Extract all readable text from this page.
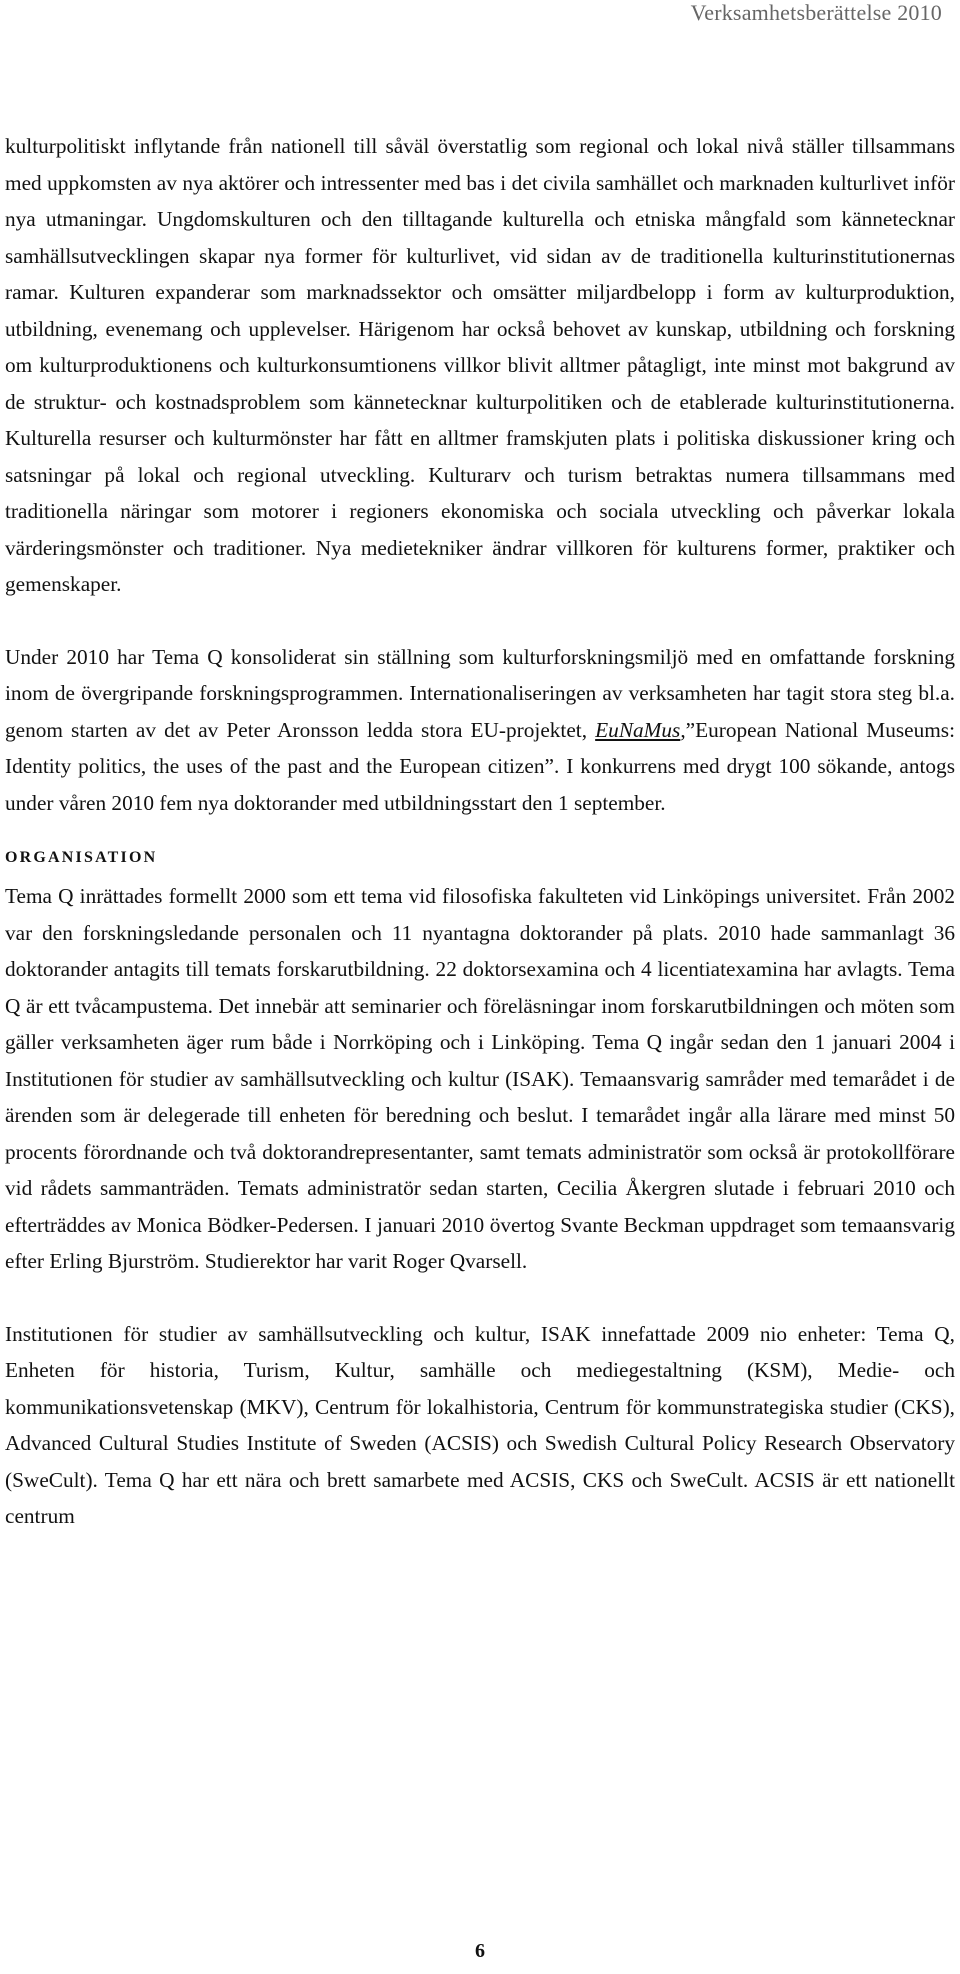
Verksamhetsberättelse 2010

kulturpolitiskt inflytande från nationell till såväl överstatlig som regional och lokal nivå ställer tillsammans med uppkomsten av nya aktörer och intressenter med bas i det civila samhället och marknaden kulturlivet inför nya utmaningar. Ungdomskulturen och den tilltagande kulturella och etniska mångfald som kännetecknar samhällsutvecklingen skapar nya former för kulturlivet, vid sidan av de traditionella kulturinstitutionernas ramar. Kulturen expanderar som marknadssektor och omsätter miljardbelopp i form av kulturproduktion, utbildning, evenemang och upplevelser. Härigenom har också behovet av kunskap, utbildning och forskning om kulturproduktionens och kulturkonsumtionens villkor blivit alltmer påtagligt, inte minst mot bakgrund av de struktur- och kostnadsproblem som kännetecknar kulturpolitiken och de etablerade kulturinstitutionerna. Kulturella resurser och kulturmönster har fått en alltmer framskjuten plats i politiska diskussioner kring och satsningar på lokal och regional utveckling. Kulturarv och turism betraktas numera tillsammans med traditionella näringar som motorer i regioners ekonomiska och sociala utveckling och påverkar lokala värderingsmönster och traditioner. Nya medietekniker ändrar villkoren för kulturens former, praktiker och gemenskaper.

Under 2010 har Tema Q konsoliderat sin ställning som kulturforskningsmiljö med en omfattande forskning inom de övergripande forskningsprogrammen. Internationaliseringen av verksamheten har tagit stora steg bl.a. genom starten av det av Peter Aronsson ledda stora EU-projektet, EuNaMus,”European National Museums: Identity politics, the uses of the past and the European citizen”. I konkurrens med drygt 100 sökande, antogs under våren 2010 fem nya doktorander med utbildningsstart den 1 september.

ORGANISATION

Tema Q inrättades formellt 2000 som ett tema vid filosofiska fakulteten vid Linköpings universitet. Från 2002 var den forskningsledande personalen och 11 nyantagna doktorander på plats. 2010 hade sammanlagt 36 doktorander antagits till temats forskarutbildning. 22 doktorsexamina och 4 licentiatexamina har avlagts. Tema Q är ett tvåcampustema. Det innebär att seminarier och föreläsningar inom forskarutbildningen och möten som gäller verksamheten äger rum både i Norrköping och i Linköping. Tema Q ingår sedan den 1 januari 2004 i Institutionen för studier av samhällsutveckling och kultur (ISAK). Temaansvarig samråder med temarådet i de ärenden som är delegerade till enheten för beredning och beslut. I temarådet ingår alla lärare med minst 50 procents förordnande och två doktorandrepresentanter, samt temats administratör som också är protokollförare vid rådets sammanträden. Temats administratör sedan starten, Cecilia Åkergren slutade i februari 2010 och efterträddes av Monica Bödker-Pedersen. I januari 2010 övertog Svante Beckman uppdraget som temaansvarig efter Erling Bjurström. Studierektor har varit Roger Qvarsell.

Institutionen för studier av samhällsutveckling och kultur, ISAK innefattade 2009 nio enheter: Tema Q, Enheten för historia, Turism, Kultur, samhälle och mediegestaltning (KSM), Medie- och kommunikationsvetenskap (MKV), Centrum för lokalhistoria, Centrum för kommunstrategiska studier (CKS), Advanced Cultural Studies Institute of Sweden (ACSIS) och Swedish Cultural Policy Research Observatory (SweCult). Tema Q har ett nära och brett samarbete med ACSIS, CKS och SweCult. ACSIS är ett nationellt centrum

6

------------

Once the pictures are dropped, set down everything else in the records exactly.

- SOLUTION TO THIS TASK -
Extract all readable text from this page.
Verksamhetsberättelse 2010

kulturpolitiskt inflytande från nationell till såväl överstatlig som regional och lokal nivå ställer tillsammans med uppkomsten av nya aktörer och intressenter med bas i det civila samhället och marknaden kulturlivet inför nya utmaningar. Ungdomskulturen och den tilltagande kulturella och etniska mångfald som kännetecknar samhällsutvecklingen skapar nya former för kulturlivet, vid sidan av de traditionella kulturinstitutionernas ramar. Kulturen expanderar som marknadssektor och omsätter miljardbelopp i form av kulturproduktion, utbildning, evenemang och upplevelser. Härigenom har också behovet av kunskap, utbildning och forskning om kulturproduktionens och kulturkonsumtionens villkor blivit alltmer påtagligt, inte minst mot bakgrund av de struktur- och kostnadsproblem som kännetecknar kulturpolitiken och de etablerade kulturinstitutionerna. Kulturella resurser och kulturmönster har fått en alltmer framskjuten plats i politiska diskussioner kring och satsningar på lokal och regional utveckling. Kulturarv och turism betraktas numera tillsammans med traditionella näringar som motorer i regioners ekonomiska och sociala utveckling och påverkar lokala värderingsmönster och traditioner. Nya medietekniker ändrar villkoren för kulturens former, praktiker och gemenskaper.

Under 2010 har Tema Q konsoliderat sin ställning som kulturforskningsmiljö med en omfattande forskning inom de övergripande forskningsprogrammen. Internationaliseringen av verksamheten har tagit stora steg bl.a. genom starten av det av Peter Aronsson ledda stora EU-projektet, EuNaMus,”European National Museums: Identity politics, the uses of the past and the European citizen”. I konkurrens med drygt 100 sökande, antogs under våren 2010 fem nya doktorander med utbildningsstart den 1 september.

ORGANISATION

Tema Q inrättades formellt 2000 som ett tema vid filosofiska fakulteten vid Linköpings universitet. Från 2002 var den forskningsledande personalen och 11 nyantagna doktorander på plats. 2010 hade sammanlagt 36 doktorander antagits till temats forskarutbildning. 22 doktorsexamina och 4 licentiatexamina har avlagts. Tema Q är ett tvåcampustema. Det innebär att seminarier och föreläsningar inom forskarutbildningen och möten som gäller verksamheten äger rum både i Norrköping och i Linköping. Tema Q ingår sedan den 1 januari 2004 i Institutionen för studier av samhällsutveckling och kultur (ISAK). Temaansvarig samråder med temarådet i de ärenden som är delegerade till enheten för beredning och beslut. I temarådet ingår alla lärare med minst 50 procents förordnande och två doktorandrepresentanter, samt temats administratör som också är protokollförare vid rådets sammanträden. Temats administratör sedan starten, Cecilia Åkergren slutade i februari 2010 och efterträddes av Monica Bödker-Pedersen. I januari 2010 övertog Svante Beckman uppdraget som temaansvarig efter Erling Bjurström. Studierektor har varit Roger Qvarsell.

Institutionen för studier av samhällsutveckling och kultur, ISAK innefattade 2009 nio enheter: Tema Q, Enheten för historia, Turism, Kultur, samhälle och mediegestaltning (KSM), Medie- och kommunikationsvetenskap (MKV), Centrum för lokalhistoria, Centrum för kommunstrategiska studier (CKS), Advanced Cultural Studies Institute of Sweden (ACSIS) och Swedish Cultural Policy Research Observatory (SweCult). Tema Q har ett nära och brett samarbete med ACSIS, CKS och SweCult. ACSIS är ett nationellt centrum

6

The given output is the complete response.